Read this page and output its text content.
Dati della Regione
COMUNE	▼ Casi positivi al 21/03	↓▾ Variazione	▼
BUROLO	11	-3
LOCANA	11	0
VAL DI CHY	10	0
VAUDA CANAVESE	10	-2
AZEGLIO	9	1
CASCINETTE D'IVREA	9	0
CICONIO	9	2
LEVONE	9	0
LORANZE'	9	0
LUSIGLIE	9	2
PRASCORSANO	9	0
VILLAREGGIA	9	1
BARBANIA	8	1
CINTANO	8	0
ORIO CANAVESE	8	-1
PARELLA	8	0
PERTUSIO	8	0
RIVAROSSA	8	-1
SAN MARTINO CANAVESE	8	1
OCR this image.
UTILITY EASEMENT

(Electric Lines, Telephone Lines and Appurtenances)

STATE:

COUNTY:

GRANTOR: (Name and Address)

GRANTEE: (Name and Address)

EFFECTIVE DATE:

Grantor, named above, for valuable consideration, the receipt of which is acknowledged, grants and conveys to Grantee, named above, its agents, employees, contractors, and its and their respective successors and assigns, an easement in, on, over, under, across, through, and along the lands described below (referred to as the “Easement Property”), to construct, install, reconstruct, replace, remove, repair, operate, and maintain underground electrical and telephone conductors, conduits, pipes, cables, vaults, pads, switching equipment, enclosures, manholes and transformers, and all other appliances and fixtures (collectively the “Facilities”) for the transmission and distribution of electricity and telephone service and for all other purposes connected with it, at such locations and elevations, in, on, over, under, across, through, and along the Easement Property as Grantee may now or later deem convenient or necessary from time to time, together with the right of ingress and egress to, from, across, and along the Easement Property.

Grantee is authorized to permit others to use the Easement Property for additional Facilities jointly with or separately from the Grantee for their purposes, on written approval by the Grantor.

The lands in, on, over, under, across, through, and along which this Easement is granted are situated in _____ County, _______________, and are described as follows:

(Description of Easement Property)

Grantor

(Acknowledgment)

Challenge -> Extract each line from the listing that holds the word "purposes".

The response ->
Grantor, named above, for valuable consideration, the receipt of which is acknowledged, grants and conveys to Grantee, named above, its agents, employees, contractors, and its and their respective successors and assigns, an easement in, on, over, under, across, through, and along the lands described below (referred to as the “Easement Property”), to construct, install, reconstruct, replace, remove, repair, operate, and maintain underground electrical and telephone conductors, conduits, pipes, cables, vaults, pads, switching equipment, enclosures, manholes and transformers, and all other appliances and fixtures (collectively the “Facilities”) for the transmission and distribution of electricity and telephone service and for all other purposes connected with it, at such locations and elevations, in, on, over, under, across, through, and along the Easement Property as Grantee may now or later deem convenient or necessary from time to time, together with the right of ingress and egress to, from, across, and along the Easement Property.
Grantee is authorized to permit others to use the Easement Property for additional Facilities jointly with or separately from the Grantee for their purposes, on written approval by the Grantor.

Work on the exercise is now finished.